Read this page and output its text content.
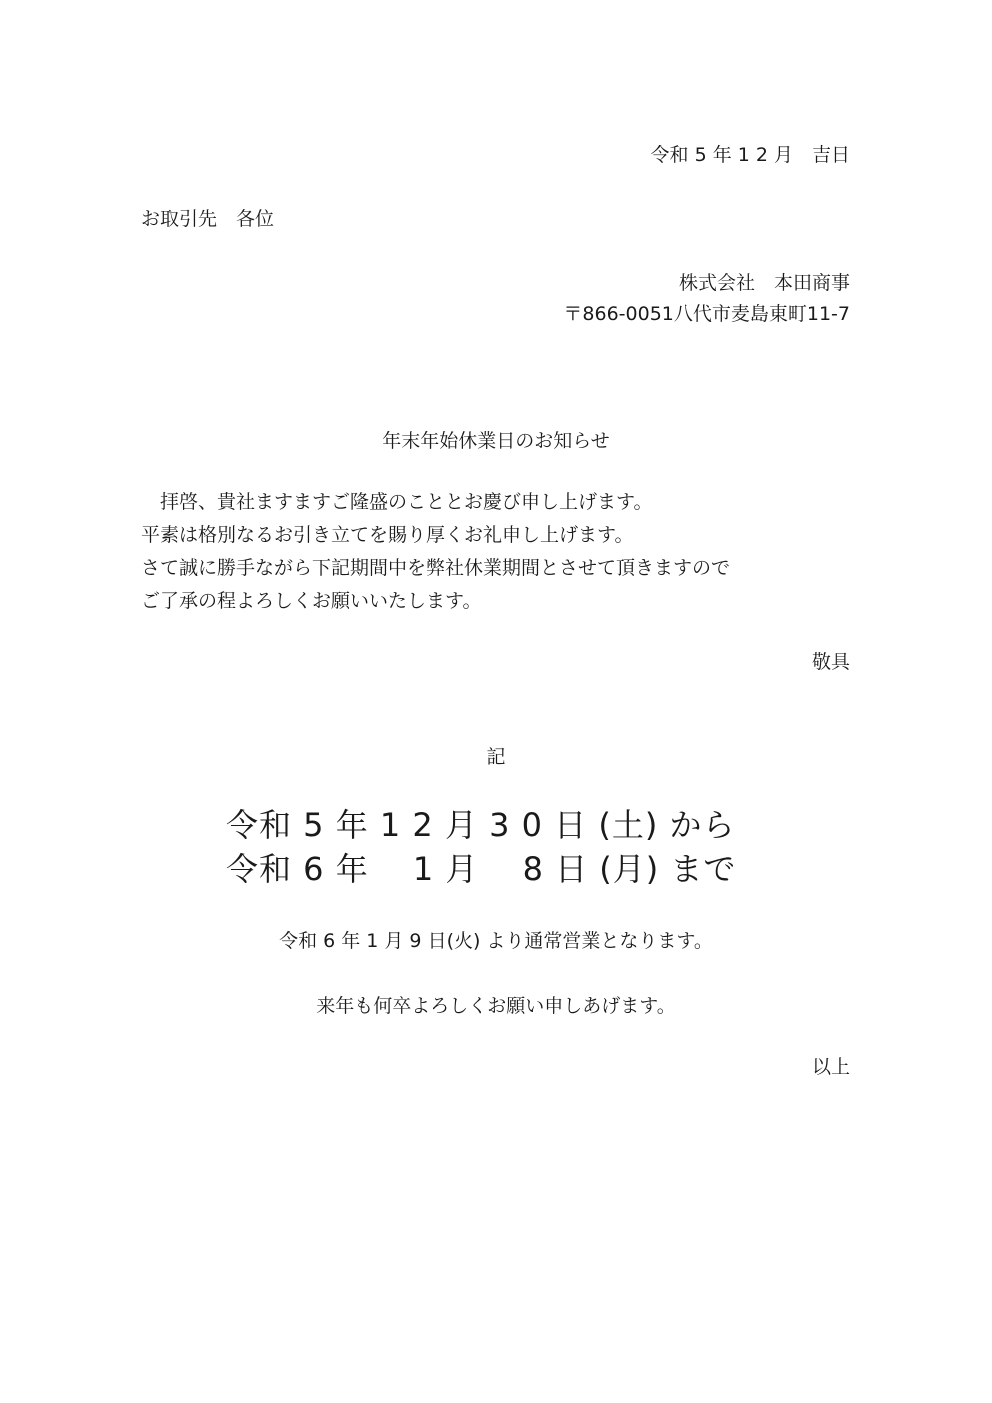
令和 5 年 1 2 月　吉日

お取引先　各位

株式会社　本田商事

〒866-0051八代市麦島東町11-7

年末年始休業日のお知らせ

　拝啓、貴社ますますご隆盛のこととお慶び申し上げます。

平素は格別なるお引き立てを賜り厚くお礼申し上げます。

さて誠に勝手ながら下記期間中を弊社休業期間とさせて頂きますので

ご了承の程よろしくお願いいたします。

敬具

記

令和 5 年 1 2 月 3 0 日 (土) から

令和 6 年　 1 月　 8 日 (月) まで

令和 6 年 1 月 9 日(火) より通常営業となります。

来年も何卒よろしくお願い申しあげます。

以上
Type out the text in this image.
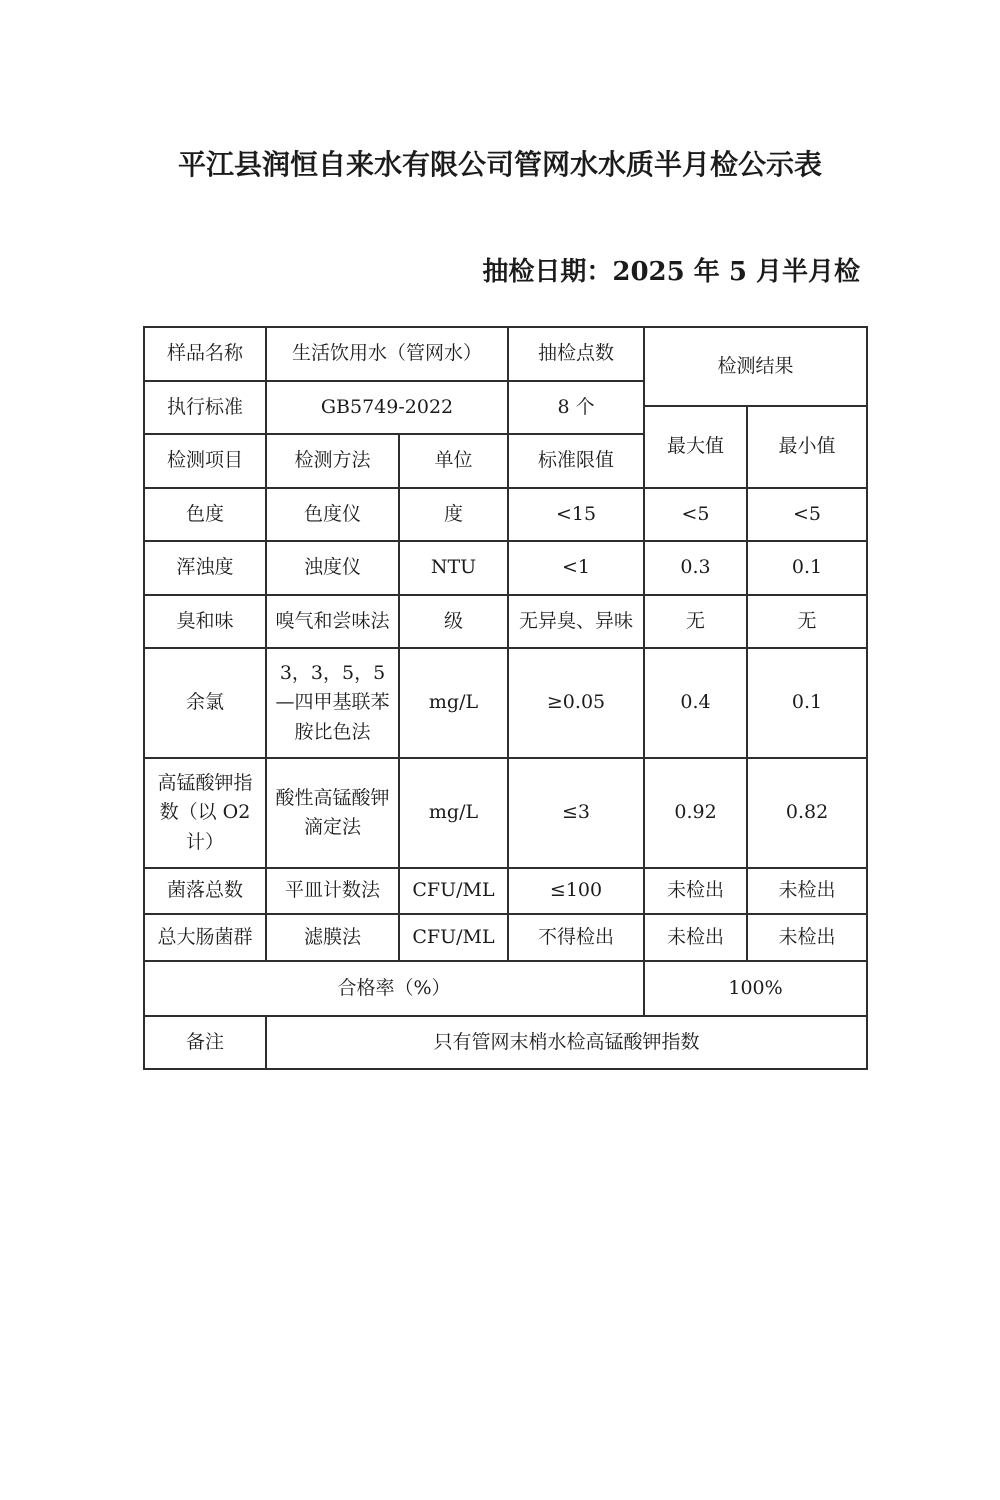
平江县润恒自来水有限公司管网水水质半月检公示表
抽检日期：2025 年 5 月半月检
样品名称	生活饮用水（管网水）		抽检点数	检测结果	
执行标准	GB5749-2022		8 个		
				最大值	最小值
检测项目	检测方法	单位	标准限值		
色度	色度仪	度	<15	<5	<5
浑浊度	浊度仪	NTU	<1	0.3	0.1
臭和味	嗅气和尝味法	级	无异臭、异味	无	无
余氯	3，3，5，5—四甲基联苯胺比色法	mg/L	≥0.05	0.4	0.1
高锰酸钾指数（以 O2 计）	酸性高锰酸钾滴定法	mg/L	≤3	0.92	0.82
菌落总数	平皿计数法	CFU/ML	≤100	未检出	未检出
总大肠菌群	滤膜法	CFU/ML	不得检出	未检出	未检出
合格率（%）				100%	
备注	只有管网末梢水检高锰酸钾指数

• EXERCISE INSTRUCTIONS: Transcribe the material exactly, and leave out whatever pictures it holds.

• OUTPUT FOR THIS EXERCISE:
Read this page and output its text content.
令和 5 年 1 2 月　吉日

お取引先　各位

株式会社　本田商事

〒866-0051八代市麦島東町11-7

年末年始休業日のお知らせ

　拝啓、貴社ますますご隆盛のこととお慶び申し上げます。

平素は格別なるお引き立てを賜り厚くお礼申し上げます。

さて誠に勝手ながら下記期間中を弊社休業期間とさせて頂きますので

ご了承の程よろしくお願いいたします。

敬具

記

令和 5 年 1 2 月 3 0 日 (土) から

令和 6 年　 1 月　 8 日 (月) まで

令和 6 年 1 月 9 日(火) より通常営業となります。

来年も何卒よろしくお願い申しあげます。

以上
Type out the text in this image.
平江县润恒自来水有限公司管网水水质半月检公示表
抽检日期：2025 年 5 月半月检
样品名称	生活饮用水（管网水）		抽检点数	检测结果	
执行标准	GB5749-2022		8 个		
				最大值	最小值
检测项目	检测方法	单位	标准限值		
色度	色度仪	度	<15	<5	<5
浑浊度	浊度仪	NTU	<1	0.3	0.1
臭和味	嗅气和尝味法	级	无异臭、异味	无	无
余氯	3，3，5，5—四甲基联苯胺比色法	mg/L	≥0.05	0.4	0.1
高锰酸钾指数（以 O2 计）	酸性高锰酸钾滴定法	mg/L	≤3	0.92	0.82
菌落总数	平皿计数法	CFU/ML	≤100	未检出	未检出
总大肠菌群	滤膜法	CFU/ML	不得检出	未检出	未检出
合格率（%）				100%	
备注	只有管网末梢水检高锰酸钾指数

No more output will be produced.